WORK TO DO | Nothing may be dropped or altered: reproduce all the data.

━━ EXERCISE MATERIALS ━━

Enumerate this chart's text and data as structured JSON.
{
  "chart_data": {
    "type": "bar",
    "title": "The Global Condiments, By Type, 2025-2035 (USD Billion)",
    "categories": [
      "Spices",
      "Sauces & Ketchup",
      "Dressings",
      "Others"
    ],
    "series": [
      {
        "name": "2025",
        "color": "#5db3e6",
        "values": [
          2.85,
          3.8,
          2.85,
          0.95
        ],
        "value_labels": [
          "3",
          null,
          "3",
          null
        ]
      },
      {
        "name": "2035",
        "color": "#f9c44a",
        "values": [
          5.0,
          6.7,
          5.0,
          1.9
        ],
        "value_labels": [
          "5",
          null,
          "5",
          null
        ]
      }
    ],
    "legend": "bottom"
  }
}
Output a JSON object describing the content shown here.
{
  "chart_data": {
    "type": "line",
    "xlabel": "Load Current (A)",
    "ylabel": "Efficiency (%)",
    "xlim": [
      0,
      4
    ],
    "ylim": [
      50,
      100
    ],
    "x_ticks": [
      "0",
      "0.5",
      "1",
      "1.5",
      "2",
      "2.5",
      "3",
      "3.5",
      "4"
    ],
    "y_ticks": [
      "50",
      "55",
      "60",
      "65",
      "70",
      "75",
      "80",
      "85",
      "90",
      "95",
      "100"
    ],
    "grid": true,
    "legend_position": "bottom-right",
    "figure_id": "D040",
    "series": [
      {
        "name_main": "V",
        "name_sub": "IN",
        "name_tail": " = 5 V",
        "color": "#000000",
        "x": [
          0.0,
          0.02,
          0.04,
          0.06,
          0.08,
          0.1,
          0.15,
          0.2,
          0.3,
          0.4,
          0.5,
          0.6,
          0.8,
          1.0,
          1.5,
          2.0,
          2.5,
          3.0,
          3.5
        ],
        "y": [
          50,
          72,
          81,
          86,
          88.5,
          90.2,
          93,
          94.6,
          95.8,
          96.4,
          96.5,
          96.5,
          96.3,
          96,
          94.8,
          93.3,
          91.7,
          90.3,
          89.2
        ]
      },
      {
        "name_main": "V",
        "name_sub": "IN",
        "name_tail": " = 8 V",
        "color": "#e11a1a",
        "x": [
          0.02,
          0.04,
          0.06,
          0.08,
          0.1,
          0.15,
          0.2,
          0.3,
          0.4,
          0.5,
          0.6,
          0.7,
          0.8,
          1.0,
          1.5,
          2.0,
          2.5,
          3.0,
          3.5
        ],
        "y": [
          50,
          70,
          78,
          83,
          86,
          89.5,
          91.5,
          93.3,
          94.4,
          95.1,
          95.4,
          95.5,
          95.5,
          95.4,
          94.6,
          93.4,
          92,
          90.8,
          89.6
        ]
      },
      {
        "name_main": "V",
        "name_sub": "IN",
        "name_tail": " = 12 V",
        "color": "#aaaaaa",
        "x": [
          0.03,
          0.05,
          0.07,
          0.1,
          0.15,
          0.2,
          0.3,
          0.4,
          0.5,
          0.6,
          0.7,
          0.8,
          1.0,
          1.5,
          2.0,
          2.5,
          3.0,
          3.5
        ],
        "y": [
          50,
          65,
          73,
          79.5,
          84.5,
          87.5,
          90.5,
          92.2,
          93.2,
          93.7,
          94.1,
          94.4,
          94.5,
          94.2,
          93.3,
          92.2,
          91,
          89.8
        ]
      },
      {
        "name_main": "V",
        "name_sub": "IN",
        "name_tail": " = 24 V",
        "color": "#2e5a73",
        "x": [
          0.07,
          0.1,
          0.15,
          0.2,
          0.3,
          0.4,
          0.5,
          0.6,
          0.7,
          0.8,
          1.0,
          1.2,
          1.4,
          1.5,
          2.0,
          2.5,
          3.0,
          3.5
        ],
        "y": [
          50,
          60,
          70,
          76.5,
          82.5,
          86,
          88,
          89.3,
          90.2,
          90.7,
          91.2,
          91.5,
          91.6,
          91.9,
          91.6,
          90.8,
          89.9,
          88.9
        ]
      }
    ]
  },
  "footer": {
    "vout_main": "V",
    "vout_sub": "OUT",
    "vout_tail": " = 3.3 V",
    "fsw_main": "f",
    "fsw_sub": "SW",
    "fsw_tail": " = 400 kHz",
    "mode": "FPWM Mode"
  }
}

━━━

THE RESULT |
Enumerate this chart's text and data as structured JSON.
{
  "chart_data": {
    "type": "bar",
    "title": "The Global Condiments, By Type, 2025-2035 (USD Billion)",
    "categories": [
      "Spices",
      "Sauces & Ketchup",
      "Dressings",
      "Others"
    ],
    "series": [
      {
        "name": "2025",
        "color": "#5db3e6",
        "values": [
          2.85,
          3.8,
          2.85,
          0.95
        ],
        "value_labels": [
          "3",
          null,
          "3",
          null
        ]
      },
      {
        "name": "2035",
        "color": "#f9c44a",
        "values": [
          5.0,
          6.7,
          5.0,
          1.9
        ],
        "value_labels": [
          "5",
          null,
          "5",
          null
        ]
      }
    ],
    "legend": "bottom"
  }
}
Output a JSON object describing the content shown here.
{
  "chart_data": {
    "type": "line",
    "xlabel": "Load Current (A)",
    "ylabel": "Efficiency (%)",
    "xlim": [
      0,
      4
    ],
    "ylim": [
      50,
      100
    ],
    "x_ticks": [
      "0",
      "0.5",
      "1",
      "1.5",
      "2",
      "2.5",
      "3",
      "3.5",
      "4"
    ],
    "y_ticks": [
      "50",
      "55",
      "60",
      "65",
      "70",
      "75",
      "80",
      "85",
      "90",
      "95",
      "100"
    ],
    "grid": true,
    "legend_position": "bottom-right",
    "figure_id": "D040",
    "series": [
      {
        "name_main": "V",
        "name_sub": "IN",
        "name_tail": " = 5 V",
        "color": "#000000",
        "x": [
          0.0,
          0.02,
          0.04,
          0.06,
          0.08,
          0.1,
          0.15,
          0.2,
          0.3,
          0.4,
          0.5,
          0.6,
          0.8,
          1.0,
          1.5,
          2.0,
          2.5,
          3.0,
          3.5
        ],
        "y": [
          50,
          72,
          81,
          86,
          88.5,
          90.2,
          93,
          94.6,
          95.8,
          96.4,
          96.5,
          96.5,
          96.3,
          96,
          94.8,
          93.3,
          91.7,
          90.3,
          89.2
        ]
      },
      {
        "name_main": "V",
        "name_sub": "IN",
        "name_tail": " = 8 V",
        "color": "#e11a1a",
        "x": [
          0.02,
          0.04,
          0.06,
          0.08,
          0.1,
          0.15,
          0.2,
          0.3,
          0.4,
          0.5,
          0.6,
          0.7,
          0.8,
          1.0,
          1.5,
          2.0,
          2.5,
          3.0,
          3.5
        ],
        "y": [
          50,
          70,
          78,
          83,
          86,
          89.5,
          91.5,
          93.3,
          94.4,
          95.1,
          95.4,
          95.5,
          95.5,
          95.4,
          94.6,
          93.4,
          92,
          90.8,
          89.6
        ]
      },
      {
        "name_main": "V",
        "name_sub": "IN",
        "name_tail": " = 12 V",
        "color": "#aaaaaa",
        "x": [
          0.03,
          0.05,
          0.07,
          0.1,
          0.15,
          0.2,
          0.3,
          0.4,
          0.5,
          0.6,
          0.7,
          0.8,
          1.0,
          1.5,
          2.0,
          2.5,
          3.0,
          3.5
        ],
        "y": [
          50,
          65,
          73,
          79.5,
          84.5,
          87.5,
          90.5,
          92.2,
          93.2,
          93.7,
          94.1,
          94.4,
          94.5,
          94.2,
          93.3,
          92.2,
          91,
          89.8
        ]
      },
      {
        "name_main": "V",
        "name_sub": "IN",
        "name_tail": " = 24 V",
        "color": "#2e5a73",
        "x": [
          0.07,
          0.1,
          0.15,
          0.2,
          0.3,
          0.4,
          0.5,
          0.6,
          0.7,
          0.8,
          1.0,
          1.2,
          1.4,
          1.5,
          2.0,
          2.5,
          3.0,
          3.5
        ],
        "y": [
          50,
          60,
          70,
          76.5,
          82.5,
          86,
          88,
          89.3,
          90.2,
          90.7,
          91.2,
          91.5,
          91.6,
          91.9,
          91.6,
          90.8,
          89.9,
          88.9
        ]
      }
    ]
  },
  "footer": {
    "vout_main": "V",
    "vout_sub": "OUT",
    "vout_tail": " = 3.3 V",
    "fsw_main": "f",
    "fsw_sub": "SW",
    "fsw_tail": " = 400 kHz",
    "mode": "FPWM Mode"
  }
}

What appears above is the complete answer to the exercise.